_Given exercise_
Copy every line that contains the string "народа" from the entries below.

--- Listed records ---

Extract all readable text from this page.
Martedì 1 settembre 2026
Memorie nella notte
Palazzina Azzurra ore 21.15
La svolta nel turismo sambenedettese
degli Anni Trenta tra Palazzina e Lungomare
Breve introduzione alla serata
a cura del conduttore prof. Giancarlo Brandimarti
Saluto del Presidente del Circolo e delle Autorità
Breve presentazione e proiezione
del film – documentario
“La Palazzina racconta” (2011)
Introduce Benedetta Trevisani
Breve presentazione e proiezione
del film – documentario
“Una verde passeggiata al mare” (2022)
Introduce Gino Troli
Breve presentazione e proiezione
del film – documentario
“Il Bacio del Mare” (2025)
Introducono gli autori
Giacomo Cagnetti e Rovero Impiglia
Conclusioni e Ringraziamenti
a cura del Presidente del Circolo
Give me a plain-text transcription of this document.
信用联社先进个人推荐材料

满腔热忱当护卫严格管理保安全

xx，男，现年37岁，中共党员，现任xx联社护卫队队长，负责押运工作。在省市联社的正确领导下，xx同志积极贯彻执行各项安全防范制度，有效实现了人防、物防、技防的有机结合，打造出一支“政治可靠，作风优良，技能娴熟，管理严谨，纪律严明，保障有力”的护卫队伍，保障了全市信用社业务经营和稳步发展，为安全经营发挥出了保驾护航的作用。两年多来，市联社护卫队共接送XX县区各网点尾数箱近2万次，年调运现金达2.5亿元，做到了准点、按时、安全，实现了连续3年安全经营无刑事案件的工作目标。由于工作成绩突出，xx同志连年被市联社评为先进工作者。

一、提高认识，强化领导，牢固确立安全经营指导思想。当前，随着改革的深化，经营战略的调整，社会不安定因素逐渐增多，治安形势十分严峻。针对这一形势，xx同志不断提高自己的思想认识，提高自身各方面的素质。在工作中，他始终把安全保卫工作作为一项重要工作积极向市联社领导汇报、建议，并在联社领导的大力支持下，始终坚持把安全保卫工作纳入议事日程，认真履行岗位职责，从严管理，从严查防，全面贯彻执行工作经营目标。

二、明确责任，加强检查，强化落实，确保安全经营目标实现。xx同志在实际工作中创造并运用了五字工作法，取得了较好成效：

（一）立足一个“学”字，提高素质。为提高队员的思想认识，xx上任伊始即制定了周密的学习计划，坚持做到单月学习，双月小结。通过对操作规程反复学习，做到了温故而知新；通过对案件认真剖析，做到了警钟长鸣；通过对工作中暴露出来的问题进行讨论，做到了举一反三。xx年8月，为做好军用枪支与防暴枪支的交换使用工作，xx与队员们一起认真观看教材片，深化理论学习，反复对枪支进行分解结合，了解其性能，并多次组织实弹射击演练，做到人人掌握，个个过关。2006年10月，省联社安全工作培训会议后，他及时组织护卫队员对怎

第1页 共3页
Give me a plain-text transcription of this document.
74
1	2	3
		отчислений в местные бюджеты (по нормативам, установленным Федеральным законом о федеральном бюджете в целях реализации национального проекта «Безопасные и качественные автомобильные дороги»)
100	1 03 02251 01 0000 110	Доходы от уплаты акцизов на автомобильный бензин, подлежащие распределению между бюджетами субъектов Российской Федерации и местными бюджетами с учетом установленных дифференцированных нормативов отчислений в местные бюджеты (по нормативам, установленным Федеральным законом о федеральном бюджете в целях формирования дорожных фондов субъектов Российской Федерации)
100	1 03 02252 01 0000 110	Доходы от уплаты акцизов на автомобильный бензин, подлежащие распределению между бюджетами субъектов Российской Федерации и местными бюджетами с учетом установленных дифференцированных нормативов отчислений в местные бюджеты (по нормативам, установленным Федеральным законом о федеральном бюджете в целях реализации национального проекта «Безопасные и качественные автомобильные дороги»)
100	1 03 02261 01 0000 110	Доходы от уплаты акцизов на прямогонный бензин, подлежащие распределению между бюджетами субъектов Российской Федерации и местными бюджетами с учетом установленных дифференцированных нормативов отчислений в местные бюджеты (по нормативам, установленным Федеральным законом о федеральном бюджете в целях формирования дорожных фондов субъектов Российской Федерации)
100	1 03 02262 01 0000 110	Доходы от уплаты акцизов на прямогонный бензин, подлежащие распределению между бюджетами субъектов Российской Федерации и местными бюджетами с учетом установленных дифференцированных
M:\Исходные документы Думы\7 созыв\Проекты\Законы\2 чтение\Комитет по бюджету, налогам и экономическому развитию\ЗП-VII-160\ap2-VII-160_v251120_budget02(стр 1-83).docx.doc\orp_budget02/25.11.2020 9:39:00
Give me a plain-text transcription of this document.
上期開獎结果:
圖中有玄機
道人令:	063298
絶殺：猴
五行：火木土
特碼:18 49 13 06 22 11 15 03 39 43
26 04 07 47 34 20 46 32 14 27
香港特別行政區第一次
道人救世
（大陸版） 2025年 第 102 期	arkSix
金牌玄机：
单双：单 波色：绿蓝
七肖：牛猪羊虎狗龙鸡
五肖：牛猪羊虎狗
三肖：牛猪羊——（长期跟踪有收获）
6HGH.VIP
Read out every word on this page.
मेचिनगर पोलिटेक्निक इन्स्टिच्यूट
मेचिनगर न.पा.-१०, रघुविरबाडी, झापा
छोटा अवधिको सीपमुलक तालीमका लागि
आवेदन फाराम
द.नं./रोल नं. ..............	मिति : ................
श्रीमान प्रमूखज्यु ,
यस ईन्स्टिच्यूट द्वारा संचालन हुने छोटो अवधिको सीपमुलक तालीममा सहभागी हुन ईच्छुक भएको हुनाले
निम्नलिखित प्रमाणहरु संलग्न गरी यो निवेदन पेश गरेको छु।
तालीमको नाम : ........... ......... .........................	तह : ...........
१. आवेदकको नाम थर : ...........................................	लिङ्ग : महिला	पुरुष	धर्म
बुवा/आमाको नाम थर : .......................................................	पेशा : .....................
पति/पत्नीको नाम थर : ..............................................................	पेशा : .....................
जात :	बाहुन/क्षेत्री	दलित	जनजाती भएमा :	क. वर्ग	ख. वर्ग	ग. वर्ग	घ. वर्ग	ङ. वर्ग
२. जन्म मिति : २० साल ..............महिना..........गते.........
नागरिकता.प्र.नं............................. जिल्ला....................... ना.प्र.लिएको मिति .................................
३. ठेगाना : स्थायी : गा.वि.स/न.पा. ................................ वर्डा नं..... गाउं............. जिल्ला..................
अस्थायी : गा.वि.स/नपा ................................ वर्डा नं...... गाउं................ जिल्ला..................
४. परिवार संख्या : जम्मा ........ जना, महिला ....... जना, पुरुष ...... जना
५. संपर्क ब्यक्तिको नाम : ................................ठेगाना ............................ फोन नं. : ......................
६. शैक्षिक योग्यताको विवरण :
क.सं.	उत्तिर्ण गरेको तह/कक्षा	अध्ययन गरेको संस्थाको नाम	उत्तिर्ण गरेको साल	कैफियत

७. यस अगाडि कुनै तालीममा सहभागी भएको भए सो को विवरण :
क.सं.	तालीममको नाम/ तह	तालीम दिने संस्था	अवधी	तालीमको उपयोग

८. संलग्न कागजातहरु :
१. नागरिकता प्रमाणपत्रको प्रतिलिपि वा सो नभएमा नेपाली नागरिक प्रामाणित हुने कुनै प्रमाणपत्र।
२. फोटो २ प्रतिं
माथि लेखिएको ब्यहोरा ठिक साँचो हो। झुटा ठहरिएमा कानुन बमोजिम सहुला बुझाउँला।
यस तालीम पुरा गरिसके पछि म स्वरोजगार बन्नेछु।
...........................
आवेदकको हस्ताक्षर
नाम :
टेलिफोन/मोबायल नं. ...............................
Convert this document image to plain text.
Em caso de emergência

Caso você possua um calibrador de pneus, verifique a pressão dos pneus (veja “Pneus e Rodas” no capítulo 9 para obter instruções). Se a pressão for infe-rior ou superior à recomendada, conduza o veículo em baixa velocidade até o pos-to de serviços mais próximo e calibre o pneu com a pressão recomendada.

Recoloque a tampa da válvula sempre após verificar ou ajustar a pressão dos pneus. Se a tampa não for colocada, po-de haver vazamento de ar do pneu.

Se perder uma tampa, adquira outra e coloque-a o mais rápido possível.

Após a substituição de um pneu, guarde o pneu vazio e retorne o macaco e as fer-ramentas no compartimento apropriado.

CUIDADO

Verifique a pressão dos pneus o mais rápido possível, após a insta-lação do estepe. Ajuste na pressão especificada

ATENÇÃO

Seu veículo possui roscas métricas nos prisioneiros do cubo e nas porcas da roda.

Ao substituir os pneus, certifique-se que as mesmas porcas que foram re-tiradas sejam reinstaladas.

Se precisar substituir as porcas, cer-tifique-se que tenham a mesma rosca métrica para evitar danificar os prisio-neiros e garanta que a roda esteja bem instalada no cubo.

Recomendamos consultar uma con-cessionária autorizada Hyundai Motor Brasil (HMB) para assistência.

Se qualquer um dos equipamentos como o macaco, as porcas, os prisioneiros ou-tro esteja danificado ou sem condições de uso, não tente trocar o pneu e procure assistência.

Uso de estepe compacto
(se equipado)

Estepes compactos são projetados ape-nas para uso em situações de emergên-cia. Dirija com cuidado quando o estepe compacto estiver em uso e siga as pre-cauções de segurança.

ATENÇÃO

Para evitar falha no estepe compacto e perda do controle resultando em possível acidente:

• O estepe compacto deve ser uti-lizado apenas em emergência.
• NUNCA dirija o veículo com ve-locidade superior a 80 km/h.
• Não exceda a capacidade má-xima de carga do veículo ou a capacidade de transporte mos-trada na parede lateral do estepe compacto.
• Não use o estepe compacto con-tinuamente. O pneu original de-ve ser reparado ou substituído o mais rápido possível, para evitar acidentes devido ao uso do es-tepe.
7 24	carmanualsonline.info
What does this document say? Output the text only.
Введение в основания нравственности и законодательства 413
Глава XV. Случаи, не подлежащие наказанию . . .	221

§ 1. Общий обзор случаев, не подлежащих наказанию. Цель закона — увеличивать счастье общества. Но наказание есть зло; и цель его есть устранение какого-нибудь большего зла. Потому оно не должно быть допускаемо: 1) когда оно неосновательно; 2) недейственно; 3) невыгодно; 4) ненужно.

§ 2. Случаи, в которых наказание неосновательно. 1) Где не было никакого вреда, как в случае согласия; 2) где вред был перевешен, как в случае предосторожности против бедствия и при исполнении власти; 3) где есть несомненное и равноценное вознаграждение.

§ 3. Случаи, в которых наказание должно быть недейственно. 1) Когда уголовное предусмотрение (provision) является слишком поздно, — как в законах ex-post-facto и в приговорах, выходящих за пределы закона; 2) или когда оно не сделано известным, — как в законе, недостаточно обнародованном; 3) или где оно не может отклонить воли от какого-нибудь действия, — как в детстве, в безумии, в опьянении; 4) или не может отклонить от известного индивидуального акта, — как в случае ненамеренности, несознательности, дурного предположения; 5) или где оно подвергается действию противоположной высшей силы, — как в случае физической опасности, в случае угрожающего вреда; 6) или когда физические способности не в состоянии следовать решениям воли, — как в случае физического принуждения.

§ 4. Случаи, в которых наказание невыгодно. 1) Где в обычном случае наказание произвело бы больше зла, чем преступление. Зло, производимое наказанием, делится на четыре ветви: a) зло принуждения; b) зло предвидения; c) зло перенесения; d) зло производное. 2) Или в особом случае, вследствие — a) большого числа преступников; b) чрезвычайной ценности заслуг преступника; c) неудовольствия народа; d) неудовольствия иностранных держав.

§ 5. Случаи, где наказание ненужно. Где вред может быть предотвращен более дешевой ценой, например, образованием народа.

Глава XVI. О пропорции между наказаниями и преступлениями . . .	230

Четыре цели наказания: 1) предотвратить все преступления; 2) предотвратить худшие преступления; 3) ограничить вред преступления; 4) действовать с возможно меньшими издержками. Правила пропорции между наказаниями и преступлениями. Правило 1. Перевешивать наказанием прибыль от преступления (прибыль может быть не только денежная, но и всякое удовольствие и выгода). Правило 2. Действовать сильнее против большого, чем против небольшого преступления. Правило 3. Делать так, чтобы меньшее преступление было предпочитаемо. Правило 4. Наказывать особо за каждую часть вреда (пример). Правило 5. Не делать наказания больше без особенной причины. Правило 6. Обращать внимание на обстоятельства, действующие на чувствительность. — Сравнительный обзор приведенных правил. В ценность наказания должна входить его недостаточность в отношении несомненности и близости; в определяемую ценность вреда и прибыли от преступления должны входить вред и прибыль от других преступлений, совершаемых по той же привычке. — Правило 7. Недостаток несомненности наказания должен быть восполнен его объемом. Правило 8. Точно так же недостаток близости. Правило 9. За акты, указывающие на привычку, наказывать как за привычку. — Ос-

---

_Exercise response_
§ 4. Случаи, в которых наказание невыгодно. 1) Где в обычном случае наказание произвело бы больше зла, чем преступление. Зло, производимое наказанием, делится на четыре ветви: a) зло принуждения; b) зло предвидения; c) зло перенесения; d) зло производное. 2) Или в особом случае, вследствие — a) большого числа преступников; b) чрезвычайной ценности заслуг преступника; c) неудовольствия народа; d) неудовольствия иностранных держав.
§ 5. Случаи, где наказание ненужно. Где вред может быть предотвращен более дешевой ценой, например, образованием народа.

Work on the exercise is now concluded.